--- Exercise data ---
• • • • •

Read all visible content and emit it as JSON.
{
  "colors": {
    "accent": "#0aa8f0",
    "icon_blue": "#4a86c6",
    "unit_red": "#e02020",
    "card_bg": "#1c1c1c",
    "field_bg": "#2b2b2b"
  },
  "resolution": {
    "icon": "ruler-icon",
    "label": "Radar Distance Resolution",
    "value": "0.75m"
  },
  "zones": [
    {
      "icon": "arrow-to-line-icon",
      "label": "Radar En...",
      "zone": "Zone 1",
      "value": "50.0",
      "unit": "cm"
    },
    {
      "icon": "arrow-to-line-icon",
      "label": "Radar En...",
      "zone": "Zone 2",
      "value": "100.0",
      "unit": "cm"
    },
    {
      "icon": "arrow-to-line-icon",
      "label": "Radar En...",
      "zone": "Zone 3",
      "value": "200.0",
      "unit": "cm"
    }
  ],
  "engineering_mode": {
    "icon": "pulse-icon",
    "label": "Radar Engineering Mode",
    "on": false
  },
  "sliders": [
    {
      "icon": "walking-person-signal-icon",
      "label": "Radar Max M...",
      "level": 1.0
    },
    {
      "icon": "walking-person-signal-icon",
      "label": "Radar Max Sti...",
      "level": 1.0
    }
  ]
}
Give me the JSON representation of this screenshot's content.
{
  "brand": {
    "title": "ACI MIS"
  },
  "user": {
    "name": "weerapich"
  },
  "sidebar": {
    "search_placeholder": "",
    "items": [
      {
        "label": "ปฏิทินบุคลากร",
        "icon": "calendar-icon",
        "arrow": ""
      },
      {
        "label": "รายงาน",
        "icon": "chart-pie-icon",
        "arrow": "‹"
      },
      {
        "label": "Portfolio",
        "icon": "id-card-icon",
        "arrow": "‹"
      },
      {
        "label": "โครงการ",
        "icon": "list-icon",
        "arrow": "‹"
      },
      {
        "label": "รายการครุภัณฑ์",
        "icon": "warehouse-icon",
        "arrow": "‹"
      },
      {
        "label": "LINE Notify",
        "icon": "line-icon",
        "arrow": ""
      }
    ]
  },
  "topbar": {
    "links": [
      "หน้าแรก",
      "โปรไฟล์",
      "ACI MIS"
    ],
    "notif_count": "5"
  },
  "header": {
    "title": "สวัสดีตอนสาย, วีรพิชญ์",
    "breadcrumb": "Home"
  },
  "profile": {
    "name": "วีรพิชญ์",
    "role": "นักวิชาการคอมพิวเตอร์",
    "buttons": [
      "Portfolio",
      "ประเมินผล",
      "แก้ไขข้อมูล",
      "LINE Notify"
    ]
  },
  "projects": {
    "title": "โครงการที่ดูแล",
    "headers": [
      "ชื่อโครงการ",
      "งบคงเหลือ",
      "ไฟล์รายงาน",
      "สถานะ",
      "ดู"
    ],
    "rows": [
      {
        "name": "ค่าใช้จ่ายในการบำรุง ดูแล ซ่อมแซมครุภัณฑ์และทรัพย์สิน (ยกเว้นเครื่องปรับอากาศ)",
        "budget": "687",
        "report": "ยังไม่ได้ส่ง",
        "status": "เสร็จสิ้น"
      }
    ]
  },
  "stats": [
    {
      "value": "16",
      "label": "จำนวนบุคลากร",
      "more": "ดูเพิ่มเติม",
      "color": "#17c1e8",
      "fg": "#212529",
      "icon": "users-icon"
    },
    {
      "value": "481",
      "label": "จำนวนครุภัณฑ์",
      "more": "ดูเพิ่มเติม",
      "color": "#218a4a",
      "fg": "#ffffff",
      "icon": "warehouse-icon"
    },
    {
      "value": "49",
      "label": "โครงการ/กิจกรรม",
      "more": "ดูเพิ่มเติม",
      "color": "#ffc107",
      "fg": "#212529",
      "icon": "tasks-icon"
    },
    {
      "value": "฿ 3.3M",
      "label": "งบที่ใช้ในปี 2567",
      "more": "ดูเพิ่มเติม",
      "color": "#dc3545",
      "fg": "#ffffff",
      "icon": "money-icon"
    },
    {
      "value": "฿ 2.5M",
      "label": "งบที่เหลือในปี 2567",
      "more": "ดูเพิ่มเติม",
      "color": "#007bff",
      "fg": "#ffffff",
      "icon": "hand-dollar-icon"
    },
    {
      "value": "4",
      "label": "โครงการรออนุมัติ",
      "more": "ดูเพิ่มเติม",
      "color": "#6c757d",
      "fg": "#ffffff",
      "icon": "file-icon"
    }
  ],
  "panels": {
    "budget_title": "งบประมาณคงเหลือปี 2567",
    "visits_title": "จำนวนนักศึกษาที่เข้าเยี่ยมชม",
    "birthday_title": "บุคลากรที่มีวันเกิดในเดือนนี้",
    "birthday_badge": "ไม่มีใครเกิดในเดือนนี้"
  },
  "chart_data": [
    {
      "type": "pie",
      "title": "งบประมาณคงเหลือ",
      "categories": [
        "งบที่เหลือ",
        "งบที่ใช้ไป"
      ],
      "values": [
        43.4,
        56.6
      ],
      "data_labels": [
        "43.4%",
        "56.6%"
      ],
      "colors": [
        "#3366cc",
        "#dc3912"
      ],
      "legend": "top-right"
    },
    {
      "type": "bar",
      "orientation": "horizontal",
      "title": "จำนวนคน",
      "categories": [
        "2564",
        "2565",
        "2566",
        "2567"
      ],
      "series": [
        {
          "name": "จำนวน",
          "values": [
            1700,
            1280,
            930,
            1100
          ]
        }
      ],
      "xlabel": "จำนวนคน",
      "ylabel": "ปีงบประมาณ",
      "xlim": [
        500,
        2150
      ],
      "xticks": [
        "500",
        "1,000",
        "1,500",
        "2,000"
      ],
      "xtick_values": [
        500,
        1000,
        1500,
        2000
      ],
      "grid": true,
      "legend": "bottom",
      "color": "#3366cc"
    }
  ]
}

• • • • •

--- What needs to be done ---
In the listing above, locate each line with "ดในเด" and copy it.

--- Output ---
    "birthday_title": "บุคลากรที่มีวันเกิดในเดือนนี้",
    "birthday_badge": "ไม่มีใครเกิดในเดือนนี้"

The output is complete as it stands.